(Extracted records)

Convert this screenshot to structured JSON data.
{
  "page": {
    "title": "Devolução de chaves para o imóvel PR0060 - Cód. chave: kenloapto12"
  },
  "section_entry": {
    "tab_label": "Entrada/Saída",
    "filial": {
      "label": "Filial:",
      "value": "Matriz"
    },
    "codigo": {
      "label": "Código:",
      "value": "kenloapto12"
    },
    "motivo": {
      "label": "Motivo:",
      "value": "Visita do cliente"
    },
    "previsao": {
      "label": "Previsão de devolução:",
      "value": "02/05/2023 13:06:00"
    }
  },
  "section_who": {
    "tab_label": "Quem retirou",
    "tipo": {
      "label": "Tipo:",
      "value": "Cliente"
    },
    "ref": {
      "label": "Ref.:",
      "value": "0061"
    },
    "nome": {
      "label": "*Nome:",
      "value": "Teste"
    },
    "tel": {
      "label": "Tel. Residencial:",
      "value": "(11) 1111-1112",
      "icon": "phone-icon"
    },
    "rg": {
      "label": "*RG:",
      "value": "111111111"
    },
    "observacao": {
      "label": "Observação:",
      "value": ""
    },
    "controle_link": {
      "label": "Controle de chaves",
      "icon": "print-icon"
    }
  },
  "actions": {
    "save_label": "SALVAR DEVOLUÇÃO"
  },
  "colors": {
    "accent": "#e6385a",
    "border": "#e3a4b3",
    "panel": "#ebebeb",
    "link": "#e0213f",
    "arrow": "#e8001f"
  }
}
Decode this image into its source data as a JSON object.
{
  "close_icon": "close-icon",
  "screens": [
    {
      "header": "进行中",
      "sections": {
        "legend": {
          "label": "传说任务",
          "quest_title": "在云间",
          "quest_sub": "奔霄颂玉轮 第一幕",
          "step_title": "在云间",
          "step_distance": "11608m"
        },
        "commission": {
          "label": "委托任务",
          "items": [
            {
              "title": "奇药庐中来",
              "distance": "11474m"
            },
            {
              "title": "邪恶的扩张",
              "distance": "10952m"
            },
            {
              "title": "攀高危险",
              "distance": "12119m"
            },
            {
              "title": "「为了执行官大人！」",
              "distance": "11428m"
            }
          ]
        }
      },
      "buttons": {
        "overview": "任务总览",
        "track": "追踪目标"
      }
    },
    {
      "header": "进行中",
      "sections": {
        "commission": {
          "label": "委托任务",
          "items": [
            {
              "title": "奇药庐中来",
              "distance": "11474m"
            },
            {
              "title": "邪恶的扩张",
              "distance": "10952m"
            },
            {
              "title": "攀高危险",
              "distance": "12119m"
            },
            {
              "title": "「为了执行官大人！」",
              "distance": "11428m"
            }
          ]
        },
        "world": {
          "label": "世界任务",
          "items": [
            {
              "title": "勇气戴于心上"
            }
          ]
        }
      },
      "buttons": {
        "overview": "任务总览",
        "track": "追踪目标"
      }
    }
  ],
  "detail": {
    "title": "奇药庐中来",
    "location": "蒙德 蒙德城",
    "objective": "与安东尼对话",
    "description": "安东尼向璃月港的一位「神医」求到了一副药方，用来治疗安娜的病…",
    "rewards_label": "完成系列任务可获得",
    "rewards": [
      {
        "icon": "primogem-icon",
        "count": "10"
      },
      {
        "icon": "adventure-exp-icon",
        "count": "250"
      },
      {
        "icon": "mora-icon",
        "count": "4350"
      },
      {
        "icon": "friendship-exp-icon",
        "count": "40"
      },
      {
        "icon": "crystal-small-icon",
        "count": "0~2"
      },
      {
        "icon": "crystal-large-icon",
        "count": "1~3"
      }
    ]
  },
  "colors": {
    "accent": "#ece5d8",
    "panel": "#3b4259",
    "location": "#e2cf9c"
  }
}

(What is asked) Pull every line containing "JSON" from the material above.

(The reply)
Convert this screenshot to structured JSON data.
Decode this image into its source data as a JSON object.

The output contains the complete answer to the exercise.